Word for word, retype every entry in the listing.

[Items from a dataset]
((

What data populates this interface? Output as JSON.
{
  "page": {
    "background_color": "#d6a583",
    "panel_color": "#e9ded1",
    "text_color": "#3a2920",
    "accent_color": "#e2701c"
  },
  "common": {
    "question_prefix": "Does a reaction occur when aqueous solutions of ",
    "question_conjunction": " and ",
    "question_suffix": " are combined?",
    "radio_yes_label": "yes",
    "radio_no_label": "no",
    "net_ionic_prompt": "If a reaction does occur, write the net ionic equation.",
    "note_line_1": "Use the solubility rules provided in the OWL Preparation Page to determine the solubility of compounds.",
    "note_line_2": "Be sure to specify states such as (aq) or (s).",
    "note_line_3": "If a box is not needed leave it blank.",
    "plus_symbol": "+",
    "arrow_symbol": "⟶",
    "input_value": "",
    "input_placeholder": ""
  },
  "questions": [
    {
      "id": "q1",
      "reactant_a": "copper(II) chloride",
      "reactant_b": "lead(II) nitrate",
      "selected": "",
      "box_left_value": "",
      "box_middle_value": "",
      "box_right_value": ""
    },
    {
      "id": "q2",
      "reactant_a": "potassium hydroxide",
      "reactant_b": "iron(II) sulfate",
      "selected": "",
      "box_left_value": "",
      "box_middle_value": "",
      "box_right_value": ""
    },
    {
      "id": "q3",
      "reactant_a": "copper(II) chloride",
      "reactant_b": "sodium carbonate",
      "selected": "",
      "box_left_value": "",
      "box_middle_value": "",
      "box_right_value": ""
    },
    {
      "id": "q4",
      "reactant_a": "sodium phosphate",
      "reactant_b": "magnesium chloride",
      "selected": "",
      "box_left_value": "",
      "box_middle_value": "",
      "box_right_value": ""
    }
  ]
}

))

* **Final result**:
What data populates this interface? Output as JSON.
{
  "page": {
    "background_color": "#d6a583",
    "panel_color": "#e9ded1",
    "text_color": "#3a2920",
    "accent_color": "#e2701c"
  },
  "common": {
    "question_prefix": "Does a reaction occur when aqueous solutions of ",
    "question_conjunction": " and ",
    "question_suffix": " are combined?",
    "radio_yes_label": "yes",
    "radio_no_label": "no",
    "net_ionic_prompt": "If a reaction does occur, write the net ionic equation.",
    "note_line_1": "Use the solubility rules provided in the OWL Preparation Page to determine the solubility of compounds.",
    "note_line_2": "Be sure to specify states such as (aq) or (s).",
    "note_line_3": "If a box is not needed leave it blank.",
    "plus_symbol": "+",
    "arrow_symbol": "⟶",
    "input_value": "",
    "input_placeholder": ""
  },
  "questions": [
    {
      "id": "q1",
      "reactant_a": "copper(II) chloride",
      "reactant_b": "lead(II) nitrate",
      "selected": "",
      "box_left_value": "",
      "box_middle_value": "",
      "box_right_value": ""
    },
    {
      "id": "q2",
      "reactant_a": "potassium hydroxide",
      "reactant_b": "iron(II) sulfate",
      "selected": "",
      "box_left_value": "",
      "box_middle_value": "",
      "box_right_value": ""
    },
    {
      "id": "q3",
      "reactant_a": "copper(II) chloride",
      "reactant_b": "sodium carbonate",
      "selected": "",
      "box_left_value": "",
      "box_middle_value": "",
      "box_right_value": ""
    },
    {
      "id": "q4",
      "reactant_a": "sodium phosphate",
      "reactant_b": "magnesium chloride",
      "selected": "",
      "box_left_value": "",
      "box_middle_value": "",
      "box_right_value": ""
    }
  ]
}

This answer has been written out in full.